_PROBLEM REQUIREMENTS_. Answer with nothing except the number of lines that contain the word "plasma".

_PROVIDED DATA_.
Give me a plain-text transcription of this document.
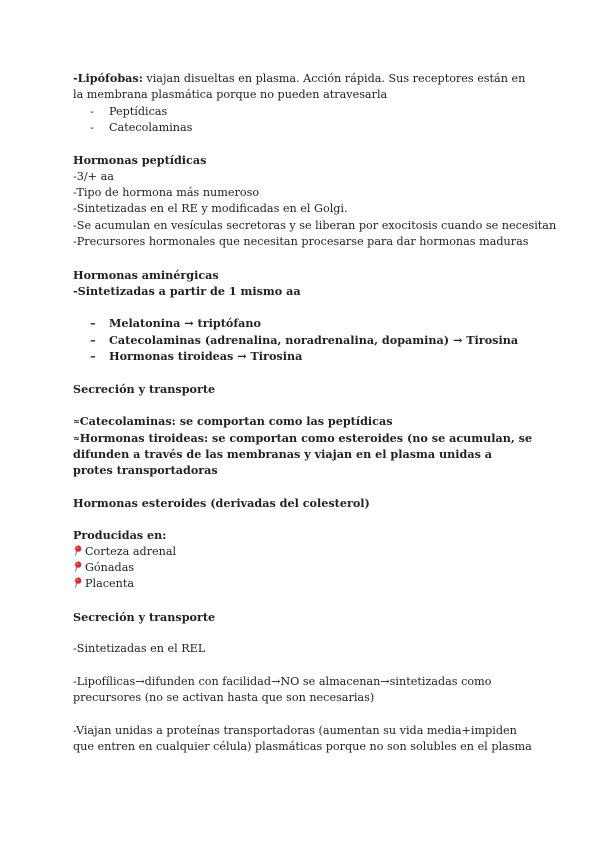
-Lipófobas: viajan disueltas en plasma. Acción rápida. Sus receptores están en la membrana plasmática porque no pueden atravesarla
- Peptídicas
- Catecolaminas
Hormonas peptídicas
-3/+ aa
-Tipo de hormona más numeroso
-Sintetizadas en el RE y modificadas en el Golgi.
-Se acumulan en vesículas secretoras y se liberan por exocitosis cuando se necesitan
-Precursores hormonales que necesitan procesarse para dar hormonas maduras
Hormonas aminérgicas
-Sintetizadas a partir de 1 mismo aa
– Melatonina → triptófano
– Catecolaminas (adrenalina, noradrenalina, dopamina) → Tirosina
– Hormonas tiroideas → Tirosina
Secreción y transporte
≈Catecolaminas: se comportan como las peptídicas
≈Hormonas tiroideas: se comportan como esteroides (no se acumulan, se difunden a través de las membranas y viajan en el plasma unidas a protes transportadoras
Hormonas esteroides (derivadas del colesterol)
Producidas en:
Corteza adrenal
Gónadas
Placenta
Secreción y transporte
-Sintetizadas en el REL
-Lipofílicas→difunden con facilidad→NO se almacenan→sintetizadas como precursores (no se activan hasta que son necesarias)
-Viajan unidas a proteínas transportadoras (aumentan su vida media+impiden que entren en cualquier célula) plasmáticas porque no son solubles en el plasma
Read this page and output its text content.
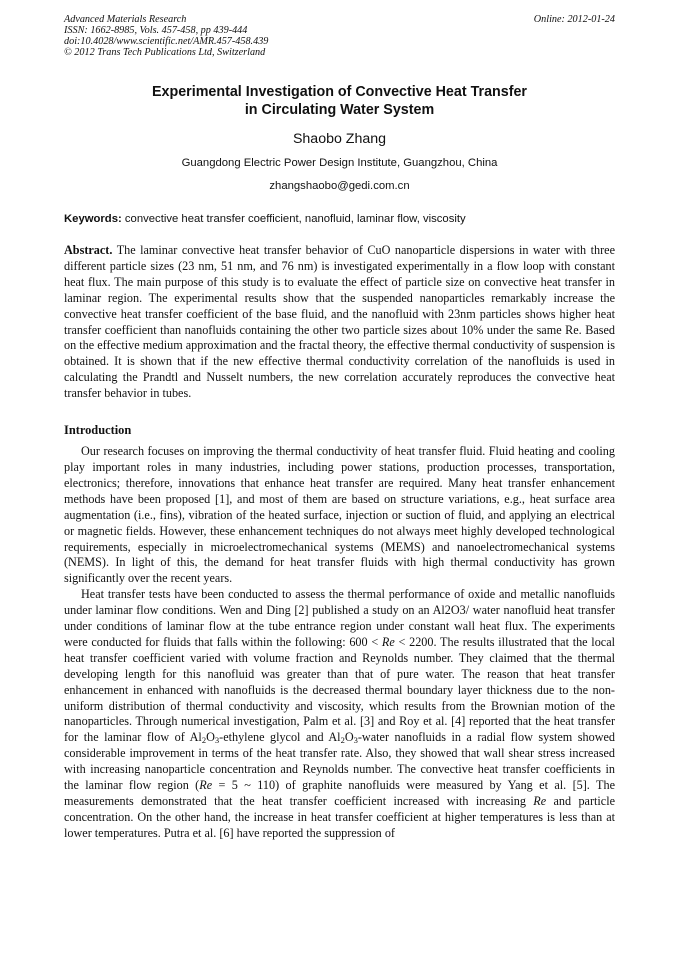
Advanced Materials Research
ISSN: 1662-8985, Vols. 457-458, pp 439-444
doi:10.4028/www.scientific.net/AMR.457-458.439
© 2012 Trans Tech Publications Ltd, Switzerland
Online: 2012-01-24
Experimental Investigation of Convective Heat Transfer
in Circulating Water System
Shaobo Zhang
Guangdong Electric Power Design Institute, Guangzhou, China
zhangshaobo@gedi.com.cn
Keywords: convective heat transfer coefficient, nanofluid, laminar flow, viscosity
Abstract. The laminar convective heat transfer behavior of CuO nanoparticle dispersions in water with three different particle sizes (23 nm, 51 nm, and 76 nm) is investigated experimentally in a flow loop with constant heat flux. The main purpose of this study is to evaluate the effect of particle size on convective heat transfer in laminar region. The experimental results show that the suspended nanoparticles remarkably increase the convective heat transfer coefficient of the base fluid, and the nanofluid with 23nm particles shows higher heat transfer coefficient than nanofluids containing the other two particle sizes about 10% under the same Re. Based on the effective medium approximation and the fractal theory, the effective thermal conductivity of suspension is obtained. It is shown that if the new effective thermal conductivity correlation of the nanofluids is used in calculating the Prandtl and Nusselt numbers, the new correlation accurately reproduces the convective heat transfer behavior in tubes.
Introduction
Our research focuses on improving the thermal conductivity of heat transfer fluid. Fluid heating and cooling play important roles in many industries, including power stations, production processes, transportation, electronics; therefore, innovations that enhance heat transfer are required. Many heat transfer enhancement methods have been proposed [1], and most of them are based on structure variations, e.g., heat surface area augmentation (i.e., fins), vibration of the heated surface, injection or suction of fluid, and applying an electrical or magnetic fields. However, these enhancement techniques do not always meet highly developed technological requirements, especially in microelectromechanical systems (MEMS) and nanoelectromechanical systems (NEMS). In light of this, the demand for heat transfer fluids with high thermal conductivity has grown significantly over the recent years.
Heat transfer tests have been conducted to assess the thermal performance of oxide and metallic nanofluids under laminar flow conditions. Wen and Ding [2] published a study on an Al2O3/ water nanofluid heat transfer under conditions of laminar flow at the tube entrance region under constant wall heat flux. The experiments were conducted for fluids that falls within the following: 600 < Re < 2200. The results illustrated that the local heat transfer coefficient varied with volume fraction and Reynolds number. They claimed that the thermal developing length for this nanofluid was greater than that of pure water. The reason that heat transfer enhancement in enhanced with nanofluids is the decreased thermal boundary layer thickness due to the non-uniform distribution of thermal conductivity and viscosity, which results from the Brownian motion of the nanoparticles. Through numerical investigation, Palm et al. [3] and Roy et al. [4] reported that the heat transfer for the laminar flow of $Al_2O_3$-ethylene glycol and $Al_2O_3$-water nanofluids in a radial flow system showed considerable improvement in terms of the heat transfer rate. Also, they showed that wall shear stress increased with increasing nanoparticle concentration and Reynolds number. The convective heat transfer coefficients in the laminar flow region (Re = 5 ~ 110) of graphite nanofluids were measured by Yang et al. [5]. The measurements demonstrated that the heat transfer coefficient increased with increasing Re and particle concentration. On the other hand, the increase in heat transfer coefficient at higher temperatures is less than at lower temperatures. Putra et al. [6] have reported the suppression of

_RESULT OF THE TASK_. 3